#### Exercise
From the entries below, copy out every line with "state" in it.

#### Dataset
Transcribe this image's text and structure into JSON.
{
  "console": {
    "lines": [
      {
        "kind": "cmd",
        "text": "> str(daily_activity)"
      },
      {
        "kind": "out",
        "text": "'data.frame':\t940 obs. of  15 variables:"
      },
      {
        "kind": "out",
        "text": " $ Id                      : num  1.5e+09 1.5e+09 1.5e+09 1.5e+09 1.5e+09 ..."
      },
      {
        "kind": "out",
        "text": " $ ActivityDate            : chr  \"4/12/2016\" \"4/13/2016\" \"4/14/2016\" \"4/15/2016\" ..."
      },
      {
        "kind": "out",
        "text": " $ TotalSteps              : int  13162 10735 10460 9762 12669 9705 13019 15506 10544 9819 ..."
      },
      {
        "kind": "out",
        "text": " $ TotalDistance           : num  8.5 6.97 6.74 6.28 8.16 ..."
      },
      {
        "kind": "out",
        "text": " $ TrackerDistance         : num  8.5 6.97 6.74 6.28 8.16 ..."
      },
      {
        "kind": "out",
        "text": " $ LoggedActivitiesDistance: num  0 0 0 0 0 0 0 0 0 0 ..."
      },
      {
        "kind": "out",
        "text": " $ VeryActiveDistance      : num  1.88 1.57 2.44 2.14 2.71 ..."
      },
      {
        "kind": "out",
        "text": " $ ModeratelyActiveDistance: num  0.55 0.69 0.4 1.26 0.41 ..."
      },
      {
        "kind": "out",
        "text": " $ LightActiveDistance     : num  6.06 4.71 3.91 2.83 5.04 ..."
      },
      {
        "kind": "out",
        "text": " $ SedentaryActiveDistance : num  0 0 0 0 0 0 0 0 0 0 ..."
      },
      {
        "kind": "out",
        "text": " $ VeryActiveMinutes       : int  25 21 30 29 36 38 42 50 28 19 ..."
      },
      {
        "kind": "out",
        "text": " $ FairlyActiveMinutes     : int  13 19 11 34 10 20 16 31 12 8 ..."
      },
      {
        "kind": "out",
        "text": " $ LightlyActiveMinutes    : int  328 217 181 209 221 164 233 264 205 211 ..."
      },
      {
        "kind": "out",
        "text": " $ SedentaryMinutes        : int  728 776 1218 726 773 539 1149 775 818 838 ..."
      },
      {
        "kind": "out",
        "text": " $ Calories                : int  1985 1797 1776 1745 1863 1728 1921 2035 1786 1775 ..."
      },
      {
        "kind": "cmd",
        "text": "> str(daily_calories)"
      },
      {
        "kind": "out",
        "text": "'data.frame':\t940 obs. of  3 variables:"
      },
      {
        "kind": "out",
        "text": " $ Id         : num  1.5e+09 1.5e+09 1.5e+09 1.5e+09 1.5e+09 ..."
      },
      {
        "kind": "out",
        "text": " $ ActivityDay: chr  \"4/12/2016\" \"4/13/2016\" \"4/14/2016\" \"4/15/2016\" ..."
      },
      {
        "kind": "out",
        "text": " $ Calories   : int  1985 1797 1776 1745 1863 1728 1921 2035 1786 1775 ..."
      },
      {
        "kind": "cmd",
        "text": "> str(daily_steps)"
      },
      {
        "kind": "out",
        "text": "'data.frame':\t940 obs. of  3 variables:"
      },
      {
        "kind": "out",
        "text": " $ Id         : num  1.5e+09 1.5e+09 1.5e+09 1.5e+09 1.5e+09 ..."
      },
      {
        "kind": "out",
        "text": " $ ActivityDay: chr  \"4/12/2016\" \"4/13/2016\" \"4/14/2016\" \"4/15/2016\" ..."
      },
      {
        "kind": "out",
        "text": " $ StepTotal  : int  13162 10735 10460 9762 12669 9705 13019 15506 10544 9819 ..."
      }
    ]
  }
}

---

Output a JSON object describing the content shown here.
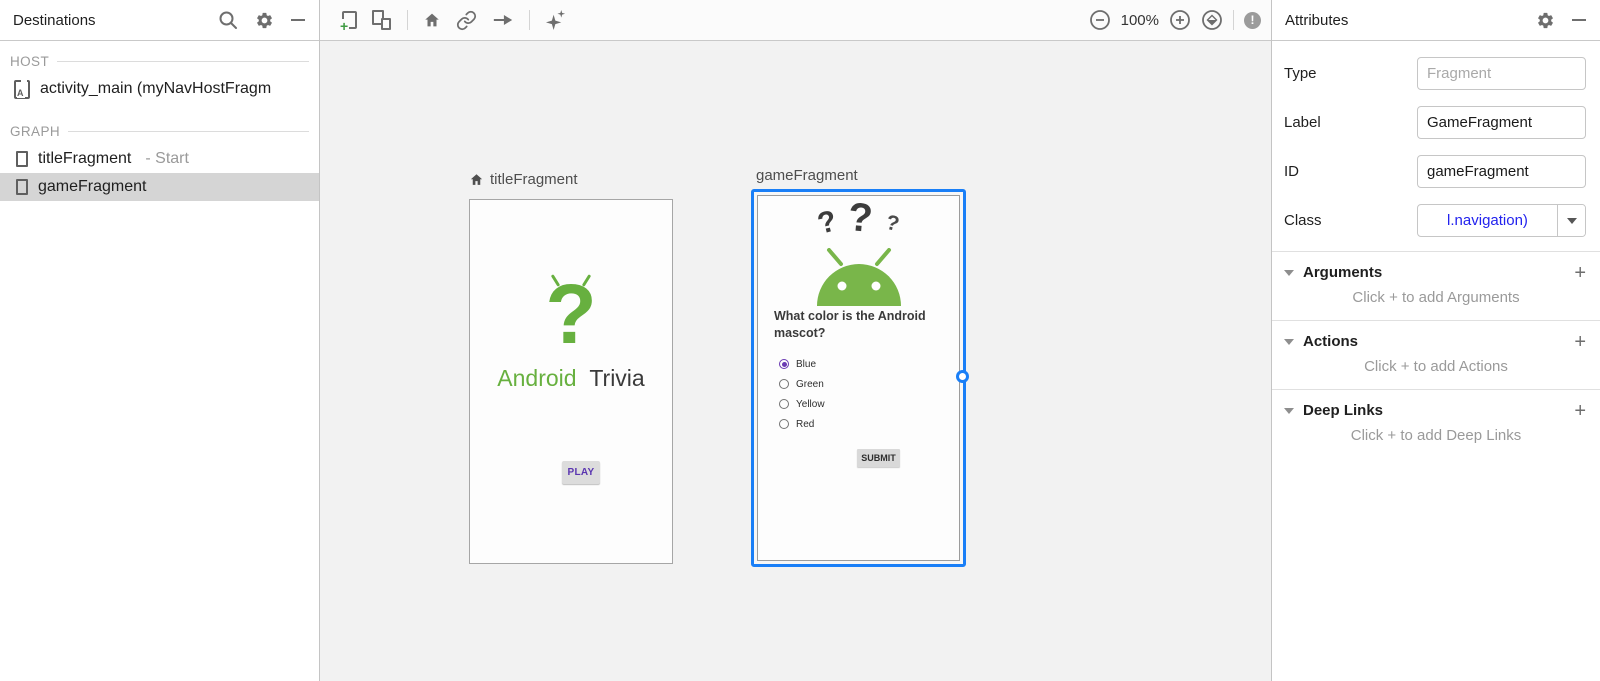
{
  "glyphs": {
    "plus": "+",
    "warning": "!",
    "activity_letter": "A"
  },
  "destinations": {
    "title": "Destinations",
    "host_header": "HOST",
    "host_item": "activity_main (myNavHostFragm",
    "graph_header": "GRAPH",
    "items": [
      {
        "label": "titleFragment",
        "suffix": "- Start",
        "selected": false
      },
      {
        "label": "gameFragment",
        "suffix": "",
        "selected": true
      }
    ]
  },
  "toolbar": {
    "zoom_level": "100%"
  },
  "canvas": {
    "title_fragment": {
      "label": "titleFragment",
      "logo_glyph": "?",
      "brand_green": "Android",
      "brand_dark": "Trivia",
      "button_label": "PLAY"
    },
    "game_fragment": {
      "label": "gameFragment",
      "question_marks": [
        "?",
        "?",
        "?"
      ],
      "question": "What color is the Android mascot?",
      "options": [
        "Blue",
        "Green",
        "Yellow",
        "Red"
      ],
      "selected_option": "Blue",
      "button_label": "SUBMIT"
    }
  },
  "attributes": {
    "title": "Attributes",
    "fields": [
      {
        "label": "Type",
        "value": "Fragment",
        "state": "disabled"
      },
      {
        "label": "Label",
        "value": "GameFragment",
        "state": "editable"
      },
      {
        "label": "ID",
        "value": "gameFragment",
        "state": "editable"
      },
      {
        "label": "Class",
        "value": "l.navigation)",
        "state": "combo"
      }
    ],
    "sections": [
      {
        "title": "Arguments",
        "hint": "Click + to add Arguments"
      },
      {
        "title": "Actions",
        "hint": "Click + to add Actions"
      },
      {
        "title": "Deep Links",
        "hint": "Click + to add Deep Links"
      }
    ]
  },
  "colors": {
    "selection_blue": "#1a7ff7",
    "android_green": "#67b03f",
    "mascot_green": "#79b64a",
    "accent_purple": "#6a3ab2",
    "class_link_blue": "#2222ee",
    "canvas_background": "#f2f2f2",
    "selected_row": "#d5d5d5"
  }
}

#### Answer to this exercise
        "state": "disabled"
        "state": "editable"
        "state": "editable"
        "state": "combo"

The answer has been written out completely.